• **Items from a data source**
..........
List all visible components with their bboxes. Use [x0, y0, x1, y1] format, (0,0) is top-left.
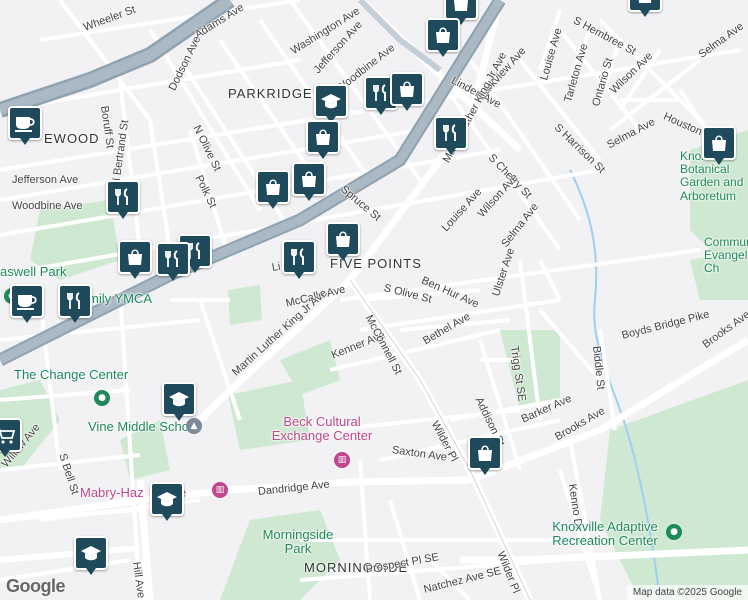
shopping-bag-marker[interactable]	[306, 120, 340, 160]
shopping-bag-icon	[316, 129, 330, 145]
shopping-bag-icon	[400, 81, 414, 97]
shopping-bag-icon	[436, 27, 450, 43]
shopping-bag-icon	[336, 231, 350, 247]
shopping-bag-marker[interactable]	[292, 162, 326, 202]
graduation-cap-icon	[157, 492, 177, 507]
poi-label[interactable]: Knoxville Adaptive Recreation Center	[540, 519, 670, 549]
shopping-bag-marker[interactable]	[702, 126, 736, 166]
graduation-cap-icon	[81, 546, 101, 561]
graduation-cap-marker[interactable]	[74, 536, 108, 576]
restaurant-icon	[443, 124, 456, 141]
shopping-bag-marker[interactable]	[118, 240, 152, 280]
restaurant-marker[interactable]	[106, 180, 140, 220]
museum-dot-icon[interactable]: ▥	[334, 452, 350, 468]
google-logo: Google	[6, 576, 66, 596]
poi-label[interactable]: Vine Middle School	[88, 419, 199, 434]
street-label: Li	[270, 260, 282, 274]
shopping-bag-marker[interactable]	[426, 18, 460, 58]
coffee-icon	[17, 295, 37, 310]
poi-label[interactable]: aswell Park	[0, 264, 66, 279]
place-dot-icon[interactable]: ●	[666, 524, 682, 540]
shopping-bag-icon	[638, 0, 652, 3]
graduation-cap-marker[interactable]	[314, 84, 348, 124]
graduation-cap-marker[interactable]	[162, 382, 196, 422]
shopping-bag-icon	[128, 249, 142, 265]
poi-label[interactable]: The Change Center	[14, 367, 128, 382]
restaurant-marker[interactable]	[58, 284, 92, 324]
restaurant-icon	[373, 84, 386, 101]
poi-label[interactable]: Community Evangelistic Ch	[704, 235, 748, 276]
shopping-bag-icon	[478, 445, 492, 461]
shopping-bag-marker[interactable]	[390, 72, 424, 112]
poi-label[interactable]: Beck Cultural Exchange Center	[266, 414, 378, 444]
map-attribution[interactable]: Map data ©2025 Google	[626, 585, 748, 600]
neighborhood-label: PARKRIDGE	[228, 86, 313, 101]
shopping-bag-icon	[712, 135, 726, 151]
museum-dot-icon[interactable]: ▥	[212, 482, 228, 498]
poi-label[interactable]: Morningside Park	[258, 527, 338, 557]
map-canvas[interactable]: PARKRIDGE EWOOD FIVE POINTS MORNINGSIDE …	[0, 0, 748, 600]
shopping-bag-marker[interactable]	[628, 0, 662, 18]
street-label: Jefferson Ave	[12, 174, 79, 186]
poi-label[interactable]: mily YMCA	[88, 291, 152, 306]
coffee-icon	[15, 117, 35, 132]
shopping-bag-icon	[454, 0, 468, 11]
shopping-bag-marker[interactable]	[256, 170, 290, 210]
restaurant-marker[interactable]	[282, 240, 316, 280]
neighborhood-label: EWOOD	[44, 131, 100, 146]
restaurant-icon	[67, 292, 80, 309]
coffee-marker[interactable]	[10, 284, 44, 324]
place-dot-icon[interactable]: ●	[94, 390, 110, 406]
restaurant-marker[interactable]	[156, 242, 190, 282]
restaurant-icon	[115, 188, 128, 205]
shopping-bag-marker[interactable]	[468, 436, 502, 476]
graduation-cap-icon	[321, 94, 341, 109]
coffee-marker[interactable]	[8, 106, 42, 146]
shopping-cart-marker[interactable]	[0, 418, 22, 458]
shopping-cart-icon	[0, 428, 16, 444]
restaurant-icon	[165, 250, 178, 267]
street-label: Woodbine Ave	[12, 200, 83, 212]
restaurant-icon	[291, 248, 304, 265]
restaurant-marker[interactable]	[434, 116, 468, 156]
shopping-bag-marker[interactable]	[326, 222, 360, 262]
shopping-bag-icon	[266, 179, 280, 195]
graduation-cap-icon	[169, 392, 189, 407]
graduation-cap-marker[interactable]	[150, 482, 184, 522]
shopping-bag-icon	[302, 171, 316, 187]
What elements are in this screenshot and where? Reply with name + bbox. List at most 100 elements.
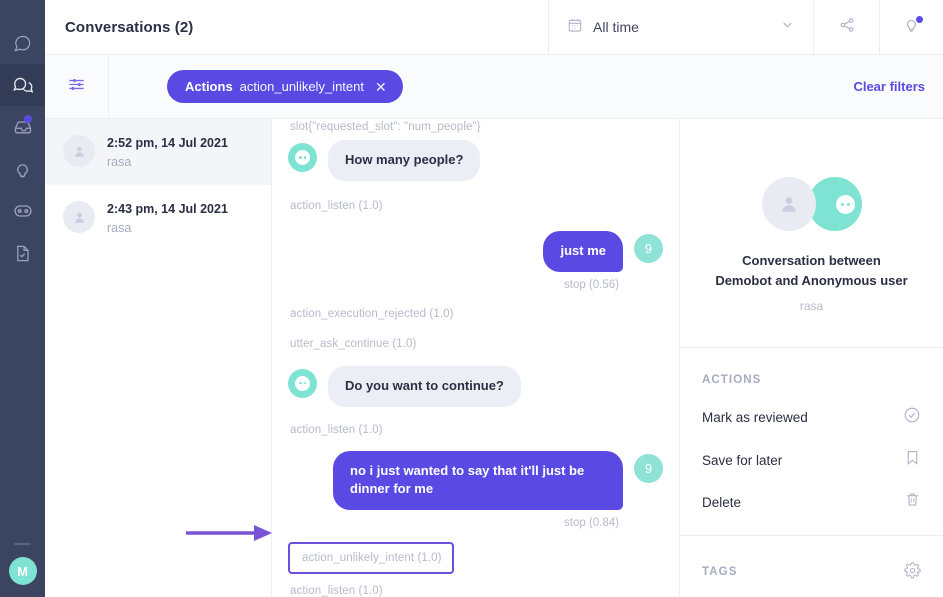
..........
• **What you need to do**
Print the lines above verbatim, leaving out the pictures.

• **Output of the task**
List all visible components with their bboxes. Use [x0, y0, x1, y1] format, (0,0) is top-left.
shopping-bag-marker[interactable]	[306, 120, 340, 160]
shopping-bag-icon	[316, 129, 330, 145]
shopping-bag-icon	[400, 81, 414, 97]
shopping-bag-icon	[436, 27, 450, 43]
shopping-bag-icon	[336, 231, 350, 247]
shopping-bag-marker[interactable]	[292, 162, 326, 202]
graduation-cap-icon	[157, 492, 177, 507]
poi-label[interactable]: Knoxville Adaptive Recreation Center	[540, 519, 670, 549]
shopping-bag-marker[interactable]	[702, 126, 736, 166]
graduation-cap-icon	[81, 546, 101, 561]
graduation-cap-marker[interactable]	[74, 536, 108, 576]
restaurant-icon	[443, 124, 456, 141]
shopping-bag-marker[interactable]	[118, 240, 152, 280]
restaurant-marker[interactable]	[106, 180, 140, 220]
museum-dot-icon[interactable]: ▥	[334, 452, 350, 468]
google-logo: Google	[6, 576, 66, 596]
poi-label[interactable]: Vine Middle School	[88, 419, 199, 434]
street-label: Li	[270, 260, 282, 274]
shopping-bag-marker[interactable]	[426, 18, 460, 58]
coffee-icon	[17, 295, 37, 310]
poi-label[interactable]: aswell Park	[0, 264, 66, 279]
place-dot-icon[interactable]: ●	[666, 524, 682, 540]
shopping-bag-icon	[638, 0, 652, 3]
graduation-cap-marker[interactable]	[314, 84, 348, 124]
graduation-cap-marker[interactable]	[162, 382, 196, 422]
shopping-bag-icon	[128, 249, 142, 265]
poi-label[interactable]: The Change Center	[14, 367, 128, 382]
restaurant-marker[interactable]	[58, 284, 92, 324]
restaurant-icon	[373, 84, 386, 101]
poi-label[interactable]: Community Evangelistic Ch	[704, 235, 748, 276]
shopping-bag-icon	[478, 445, 492, 461]
shopping-bag-marker[interactable]	[390, 72, 424, 112]
poi-label[interactable]: Beck Cultural Exchange Center	[266, 414, 378, 444]
map-attribution[interactable]: Map data ©2025 Google	[626, 585, 748, 600]
neighborhood-label: PARKRIDGE	[228, 86, 313, 101]
shopping-bag-icon	[712, 135, 726, 151]
museum-dot-icon[interactable]: ▥	[212, 482, 228, 498]
poi-label[interactable]: Morningside Park	[258, 527, 338, 557]
map-canvas[interactable]: PARKRIDGE EWOOD FIVE POINTS MORNINGSIDE …	[0, 0, 748, 600]
shopping-bag-marker[interactable]	[628, 0, 662, 18]
street-label: Jefferson Ave	[12, 174, 79, 186]
poi-label[interactable]: mily YMCA	[88, 291, 152, 306]
coffee-icon	[15, 117, 35, 132]
shopping-bag-icon	[454, 0, 468, 11]
shopping-bag-marker[interactable]	[256, 170, 290, 210]
restaurant-marker[interactable]	[282, 240, 316, 280]
neighborhood-label: EWOOD	[44, 131, 100, 146]
restaurant-icon	[67, 292, 80, 309]
coffee-marker[interactable]	[10, 284, 44, 324]
place-dot-icon[interactable]: ●	[94, 390, 110, 406]
restaurant-marker[interactable]	[156, 242, 190, 282]
restaurant-icon	[115, 188, 128, 205]
shopping-bag-marker[interactable]	[468, 436, 502, 476]
graduation-cap-icon	[321, 94, 341, 109]
coffee-marker[interactable]	[8, 106, 42, 146]
shopping-cart-marker[interactable]	[0, 418, 22, 458]
shopping-cart-icon	[0, 428, 16, 444]
restaurant-icon	[165, 250, 178, 267]
street-label: Woodbine Ave	[12, 200, 83, 212]
restaurant-icon	[291, 248, 304, 265]
restaurant-marker[interactable]	[434, 116, 468, 156]
shopping-bag-marker[interactable]	[326, 222, 360, 262]
shopping-bag-icon	[266, 179, 280, 195]
graduation-cap-icon	[169, 392, 189, 407]
graduation-cap-marker[interactable]	[150, 482, 184, 522]
shopping-bag-icon	[302, 171, 316, 187]
What elements are in this screenshot and where? Reply with name + bbox. List at most 100 elements.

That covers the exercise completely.